#### Input records ####

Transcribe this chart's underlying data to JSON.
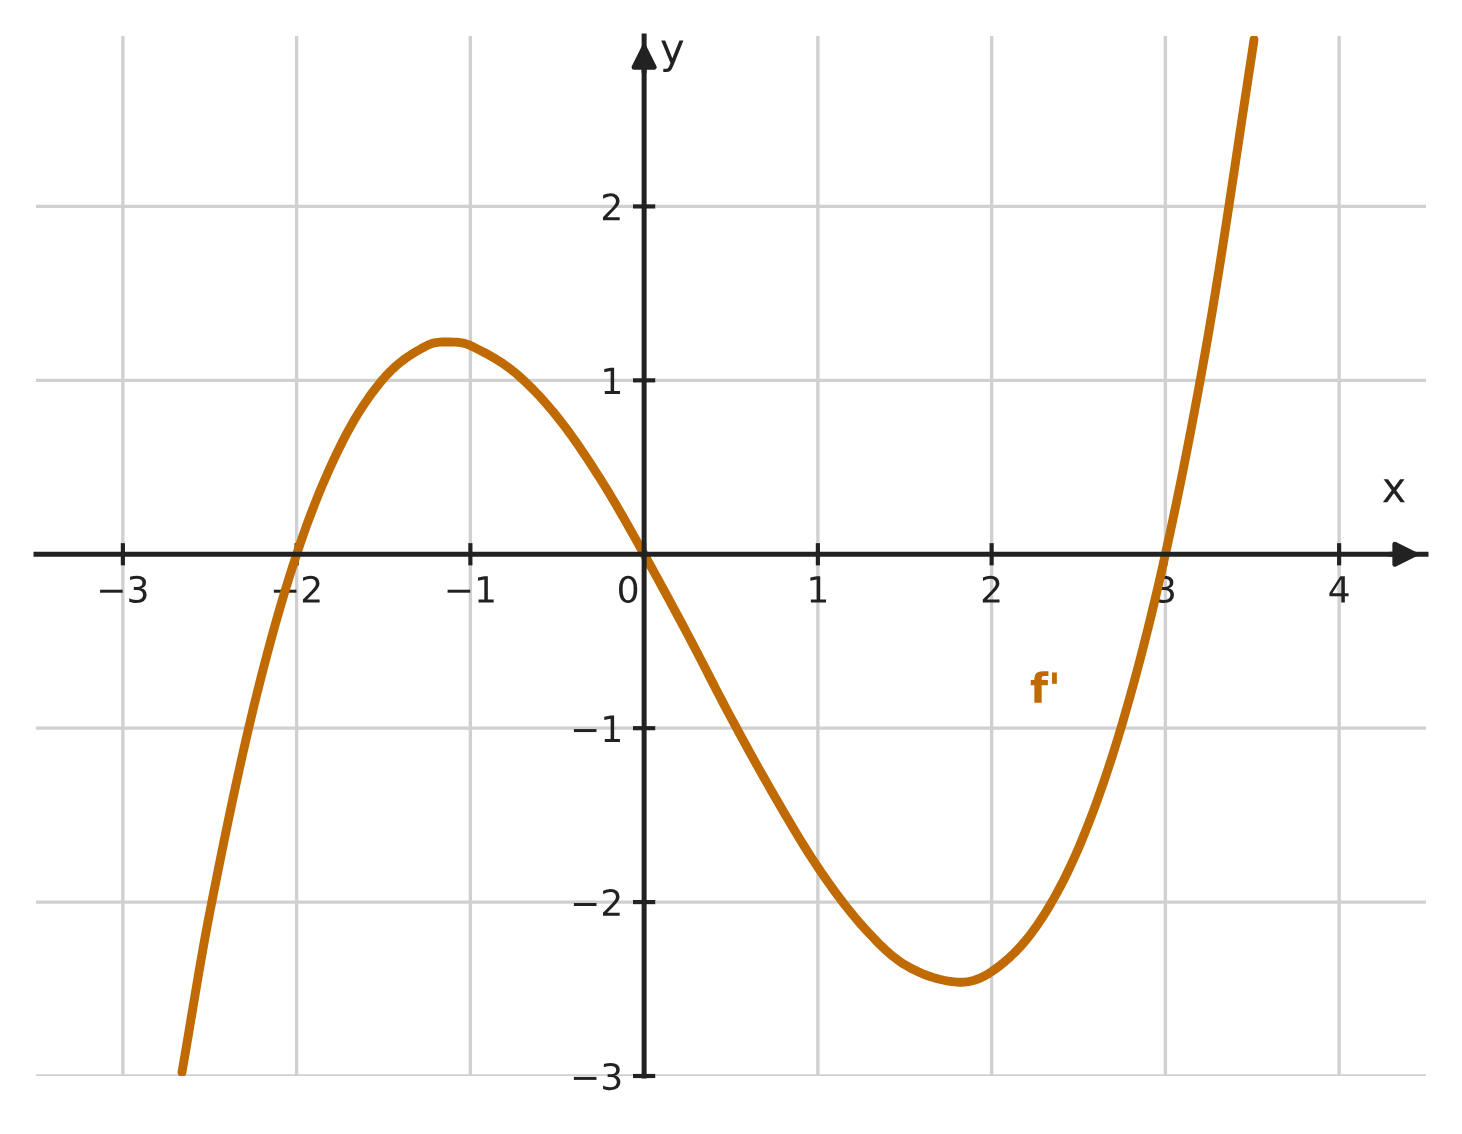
{
  "chart_data": {
    "type": "line",
    "xlabel": "x",
    "ylabel": "y",
    "xlim": [
      -3.5,
      4.5
    ],
    "ylim": [
      -3,
      2.98
    ],
    "xticks": [
      -3,
      -2,
      -1,
      {
        "value": 0,
        "label": "0"
      },
      1,
      2,
      3,
      4
    ],
    "yticks": [
      -3,
      -2,
      -1,
      1,
      2
    ],
    "grid": true,
    "legend": false,
    "marker": "none",
    "line_style": "solid",
    "series": [
      {
        "name": "f'",
        "color": "#bf6a02",
        "x": [
          -2.66,
          -2.5,
          -2.25,
          -2,
          -1.75,
          -1.5,
          -1.25,
          -1.1,
          -1,
          -0.75,
          -0.5,
          -0.25,
          0,
          0.25,
          0.5,
          0.75,
          1,
          1.25,
          1.5,
          1.8,
          2,
          2.25,
          2.5,
          2.75,
          3,
          3.25,
          3.5,
          3.51
        ],
        "values": [
          -2.98,
          -2.06,
          -0.89,
          0,
          0.62,
          1.01,
          1.2,
          1.22,
          1.2,
          1.05,
          0.79,
          0.43,
          0,
          -0.46,
          -0.94,
          -1.39,
          -1.8,
          -2.13,
          -2.36,
          -2.46,
          -2.4,
          -2.15,
          -1.69,
          -0.98,
          0,
          1.28,
          2.89,
          2.96
        ]
      }
    ]
  }
}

####

The exercise>
The material above holds pictures; copy everything else in it exactly.

Exercise result>
Transcribe this chart's underlying data to JSON.
{
  "chart_data": {
    "type": "line",
    "xlabel": "x",
    "ylabel": "y",
    "xlim": [
      -3.5,
      4.5
    ],
    "ylim": [
      -3,
      2.98
    ],
    "xticks": [
      -3,
      -2,
      -1,
      {
        "value": 0,
        "label": "0"
      },
      1,
      2,
      3,
      4
    ],
    "yticks": [
      -3,
      -2,
      -1,
      1,
      2
    ],
    "grid": true,
    "legend": false,
    "marker": "none",
    "line_style": "solid",
    "series": [
      {
        "name": "f'",
        "color": "#bf6a02",
        "x": [
          -2.66,
          -2.5,
          -2.25,
          -2,
          -1.75,
          -1.5,
          -1.25,
          -1.1,
          -1,
          -0.75,
          -0.5,
          -0.25,
          0,
          0.25,
          0.5,
          0.75,
          1,
          1.25,
          1.5,
          1.8,
          2,
          2.25,
          2.5,
          2.75,
          3,
          3.25,
          3.5,
          3.51
        ],
        "values": [
          -2.98,
          -2.06,
          -0.89,
          0,
          0.62,
          1.01,
          1.2,
          1.22,
          1.2,
          1.05,
          0.79,
          0.43,
          0,
          -0.46,
          -0.94,
          -1.39,
          -1.8,
          -2.13,
          -2.36,
          -2.46,
          -2.4,
          -2.15,
          -1.69,
          -0.98,
          0,
          1.28,
          2.89,
          2.96
        ]
      }
    ]
  }
}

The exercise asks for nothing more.